Records provided start

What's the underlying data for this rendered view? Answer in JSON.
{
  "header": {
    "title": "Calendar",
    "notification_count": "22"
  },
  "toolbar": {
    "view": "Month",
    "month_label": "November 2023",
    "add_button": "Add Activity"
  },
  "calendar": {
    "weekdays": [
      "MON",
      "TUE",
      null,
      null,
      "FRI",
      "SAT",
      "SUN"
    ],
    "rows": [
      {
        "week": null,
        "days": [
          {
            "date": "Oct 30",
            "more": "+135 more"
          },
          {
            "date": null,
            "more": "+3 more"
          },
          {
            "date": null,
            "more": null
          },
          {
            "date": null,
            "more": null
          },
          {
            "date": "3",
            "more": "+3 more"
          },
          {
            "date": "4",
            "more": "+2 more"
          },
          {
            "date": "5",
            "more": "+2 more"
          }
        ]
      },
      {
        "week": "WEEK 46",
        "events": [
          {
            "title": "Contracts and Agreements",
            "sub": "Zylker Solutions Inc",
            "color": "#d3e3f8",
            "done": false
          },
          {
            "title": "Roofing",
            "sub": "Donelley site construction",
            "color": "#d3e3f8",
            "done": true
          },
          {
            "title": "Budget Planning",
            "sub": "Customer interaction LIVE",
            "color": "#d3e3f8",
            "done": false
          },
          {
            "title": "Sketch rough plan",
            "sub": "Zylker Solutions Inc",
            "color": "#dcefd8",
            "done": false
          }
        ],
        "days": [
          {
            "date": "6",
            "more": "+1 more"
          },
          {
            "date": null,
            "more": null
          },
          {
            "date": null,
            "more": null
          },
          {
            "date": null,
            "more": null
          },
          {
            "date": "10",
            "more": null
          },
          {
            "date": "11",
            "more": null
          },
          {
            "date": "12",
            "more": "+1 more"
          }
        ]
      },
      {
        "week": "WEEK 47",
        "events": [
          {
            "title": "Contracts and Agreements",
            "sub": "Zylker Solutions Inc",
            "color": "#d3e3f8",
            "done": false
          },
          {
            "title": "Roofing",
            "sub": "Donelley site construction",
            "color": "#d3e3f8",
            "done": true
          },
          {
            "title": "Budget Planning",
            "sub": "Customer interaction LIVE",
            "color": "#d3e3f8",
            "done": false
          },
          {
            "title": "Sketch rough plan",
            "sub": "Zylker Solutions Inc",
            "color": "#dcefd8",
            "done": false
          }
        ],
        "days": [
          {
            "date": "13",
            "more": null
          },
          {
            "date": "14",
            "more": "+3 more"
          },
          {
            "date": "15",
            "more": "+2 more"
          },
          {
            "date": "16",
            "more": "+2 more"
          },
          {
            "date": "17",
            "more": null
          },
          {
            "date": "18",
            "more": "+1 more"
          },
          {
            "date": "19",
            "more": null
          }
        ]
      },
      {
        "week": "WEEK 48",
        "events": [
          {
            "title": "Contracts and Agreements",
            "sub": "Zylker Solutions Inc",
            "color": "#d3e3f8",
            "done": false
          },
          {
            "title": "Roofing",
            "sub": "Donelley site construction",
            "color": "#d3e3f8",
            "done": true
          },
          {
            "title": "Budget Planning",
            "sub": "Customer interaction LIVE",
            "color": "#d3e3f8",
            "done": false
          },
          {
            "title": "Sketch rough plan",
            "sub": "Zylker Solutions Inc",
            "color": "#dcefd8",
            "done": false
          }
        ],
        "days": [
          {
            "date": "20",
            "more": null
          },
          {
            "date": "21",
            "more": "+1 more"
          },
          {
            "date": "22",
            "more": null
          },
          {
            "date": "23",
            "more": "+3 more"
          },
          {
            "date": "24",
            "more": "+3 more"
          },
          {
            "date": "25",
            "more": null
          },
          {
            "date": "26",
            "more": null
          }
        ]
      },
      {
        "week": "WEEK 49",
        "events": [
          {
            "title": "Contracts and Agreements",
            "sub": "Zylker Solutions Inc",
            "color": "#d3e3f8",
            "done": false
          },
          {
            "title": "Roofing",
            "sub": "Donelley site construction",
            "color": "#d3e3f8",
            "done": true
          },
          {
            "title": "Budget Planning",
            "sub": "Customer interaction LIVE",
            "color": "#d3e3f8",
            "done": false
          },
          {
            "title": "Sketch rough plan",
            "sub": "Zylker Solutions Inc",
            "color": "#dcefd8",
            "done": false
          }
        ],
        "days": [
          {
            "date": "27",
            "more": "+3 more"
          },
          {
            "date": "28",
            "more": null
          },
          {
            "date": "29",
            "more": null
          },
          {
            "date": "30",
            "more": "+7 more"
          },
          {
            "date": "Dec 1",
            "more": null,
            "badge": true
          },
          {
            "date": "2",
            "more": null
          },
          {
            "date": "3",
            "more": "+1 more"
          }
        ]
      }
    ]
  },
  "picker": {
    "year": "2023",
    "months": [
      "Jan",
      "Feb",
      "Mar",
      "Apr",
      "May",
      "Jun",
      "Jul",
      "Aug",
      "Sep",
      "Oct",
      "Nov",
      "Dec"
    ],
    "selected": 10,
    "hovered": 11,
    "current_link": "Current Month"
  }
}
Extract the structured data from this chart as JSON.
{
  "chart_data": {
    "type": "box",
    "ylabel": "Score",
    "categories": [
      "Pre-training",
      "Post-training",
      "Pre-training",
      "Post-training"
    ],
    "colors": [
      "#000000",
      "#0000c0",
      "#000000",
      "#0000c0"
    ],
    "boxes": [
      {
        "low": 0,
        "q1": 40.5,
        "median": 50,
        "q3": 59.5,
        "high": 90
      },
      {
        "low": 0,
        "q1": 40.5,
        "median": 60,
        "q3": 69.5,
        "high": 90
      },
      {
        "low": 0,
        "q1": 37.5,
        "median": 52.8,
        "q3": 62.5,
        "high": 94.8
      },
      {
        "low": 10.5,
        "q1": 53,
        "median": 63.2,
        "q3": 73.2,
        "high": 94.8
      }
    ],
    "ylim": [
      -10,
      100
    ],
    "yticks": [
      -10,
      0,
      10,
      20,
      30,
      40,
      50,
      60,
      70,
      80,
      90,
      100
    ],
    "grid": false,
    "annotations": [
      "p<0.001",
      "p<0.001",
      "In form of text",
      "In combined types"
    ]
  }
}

Records provided end

#### Aim of the task:
Your task is to output all of the data above word for word.

#### Final result:
What's the underlying data for this rendered view? Answer in JSON.
{
  "header": {
    "title": "Calendar",
    "notification_count": "22"
  },
  "toolbar": {
    "view": "Month",
    "month_label": "November 2023",
    "add_button": "Add Activity"
  },
  "calendar": {
    "weekdays": [
      "MON",
      "TUE",
      null,
      null,
      "FRI",
      "SAT",
      "SUN"
    ],
    "rows": [
      {
        "week": null,
        "days": [
          {
            "date": "Oct 30",
            "more": "+135 more"
          },
          {
            "date": null,
            "more": "+3 more"
          },
          {
            "date": null,
            "more": null
          },
          {
            "date": null,
            "more": null
          },
          {
            "date": "3",
            "more": "+3 more"
          },
          {
            "date": "4",
            "more": "+2 more"
          },
          {
            "date": "5",
            "more": "+2 more"
          }
        ]
      },
      {
        "week": "WEEK 46",
        "events": [
          {
            "title": "Contracts and Agreements",
            "sub": "Zylker Solutions Inc",
            "color": "#d3e3f8",
            "done": false
          },
          {
            "title": "Roofing",
            "sub": "Donelley site construction",
            "color": "#d3e3f8",
            "done": true
          },
          {
            "title": "Budget Planning",
            "sub": "Customer interaction LIVE",
            "color": "#d3e3f8",
            "done": false
          },
          {
            "title": "Sketch rough plan",
            "sub": "Zylker Solutions Inc",
            "color": "#dcefd8",
            "done": false
          }
        ],
        "days": [
          {
            "date": "6",
            "more": "+1 more"
          },
          {
            "date": null,
            "more": null
          },
          {
            "date": null,
            "more": null
          },
          {
            "date": null,
            "more": null
          },
          {
            "date": "10",
            "more": null
          },
          {
            "date": "11",
            "more": null
          },
          {
            "date": "12",
            "more": "+1 more"
          }
        ]
      },
      {
        "week": "WEEK 47",
        "events": [
          {
            "title": "Contracts and Agreements",
            "sub": "Zylker Solutions Inc",
            "color": "#d3e3f8",
            "done": false
          },
          {
            "title": "Roofing",
            "sub": "Donelley site construction",
            "color": "#d3e3f8",
            "done": true
          },
          {
            "title": "Budget Planning",
            "sub": "Customer interaction LIVE",
            "color": "#d3e3f8",
            "done": false
          },
          {
            "title": "Sketch rough plan",
            "sub": "Zylker Solutions Inc",
            "color": "#dcefd8",
            "done": false
          }
        ],
        "days": [
          {
            "date": "13",
            "more": null
          },
          {
            "date": "14",
            "more": "+3 more"
          },
          {
            "date": "15",
            "more": "+2 more"
          },
          {
            "date": "16",
            "more": "+2 more"
          },
          {
            "date": "17",
            "more": null
          },
          {
            "date": "18",
            "more": "+1 more"
          },
          {
            "date": "19",
            "more": null
          }
        ]
      },
      {
        "week": "WEEK 48",
        "events": [
          {
            "title": "Contracts and Agreements",
            "sub": "Zylker Solutions Inc",
            "color": "#d3e3f8",
            "done": false
          },
          {
            "title": "Roofing",
            "sub": "Donelley site construction",
            "color": "#d3e3f8",
            "done": true
          },
          {
            "title": "Budget Planning",
            "sub": "Customer interaction LIVE",
            "color": "#d3e3f8",
            "done": false
          },
          {
            "title": "Sketch rough plan",
            "sub": "Zylker Solutions Inc",
            "color": "#dcefd8",
            "done": false
          }
        ],
        "days": [
          {
            "date": "20",
            "more": null
          },
          {
            "date": "21",
            "more": "+1 more"
          },
          {
            "date": "22",
            "more": null
          },
          {
            "date": "23",
            "more": "+3 more"
          },
          {
            "date": "24",
            "more": "+3 more"
          },
          {
            "date": "25",
            "more": null
          },
          {
            "date": "26",
            "more": null
          }
        ]
      },
      {
        "week": "WEEK 49",
        "events": [
          {
            "title": "Contracts and Agreements",
            "sub": "Zylker Solutions Inc",
            "color": "#d3e3f8",
            "done": false
          },
          {
            "title": "Roofing",
            "sub": "Donelley site construction",
            "color": "#d3e3f8",
            "done": true
          },
          {
            "title": "Budget Planning",
            "sub": "Customer interaction LIVE",
            "color": "#d3e3f8",
            "done": false
          },
          {
            "title": "Sketch rough plan",
            "sub": "Zylker Solutions Inc",
            "color": "#dcefd8",
            "done": false
          }
        ],
        "days": [
          {
            "date": "27",
            "more": "+3 more"
          },
          {
            "date": "28",
            "more": null
          },
          {
            "date": "29",
            "more": null
          },
          {
            "date": "30",
            "more": "+7 more"
          },
          {
            "date": "Dec 1",
            "more": null,
            "badge": true
          },
          {
            "date": "2",
            "more": null
          },
          {
            "date": "3",
            "more": "+1 more"
          }
        ]
      }
    ]
  },
  "picker": {
    "year": "2023",
    "months": [
      "Jan",
      "Feb",
      "Mar",
      "Apr",
      "May",
      "Jun",
      "Jul",
      "Aug",
      "Sep",
      "Oct",
      "Nov",
      "Dec"
    ],
    "selected": 10,
    "hovered": 11,
    "current_link": "Current Month"
  }
}
Extract the structured data from this chart as JSON.
{
  "chart_data": {
    "type": "box",
    "ylabel": "Score",
    "categories": [
      "Pre-training",
      "Post-training",
      "Pre-training",
      "Post-training"
    ],
    "colors": [
      "#000000",
      "#0000c0",
      "#000000",
      "#0000c0"
    ],
    "boxes": [
      {
        "low": 0,
        "q1": 40.5,
        "median": 50,
        "q3": 59.5,
        "high": 90
      },
      {
        "low": 0,
        "q1": 40.5,
        "median": 60,
        "q3": 69.5,
        "high": 90
      },
      {
        "low": 0,
        "q1": 37.5,
        "median": 52.8,
        "q3": 62.5,
        "high": 94.8
      },
      {
        "low": 10.5,
        "q1": 53,
        "median": 63.2,
        "q3": 73.2,
        "high": 94.8
      }
    ],
    "ylim": [
      -10,
      100
    ],
    "yticks": [
      -10,
      0,
      10,
      20,
      30,
      40,
      50,
      60,
      70,
      80,
      90,
      100
    ],
    "grid": false,
    "annotations": [
      "p<0.001",
      "p<0.001",
      "In form of text",
      "In combined types"
    ]
  }
}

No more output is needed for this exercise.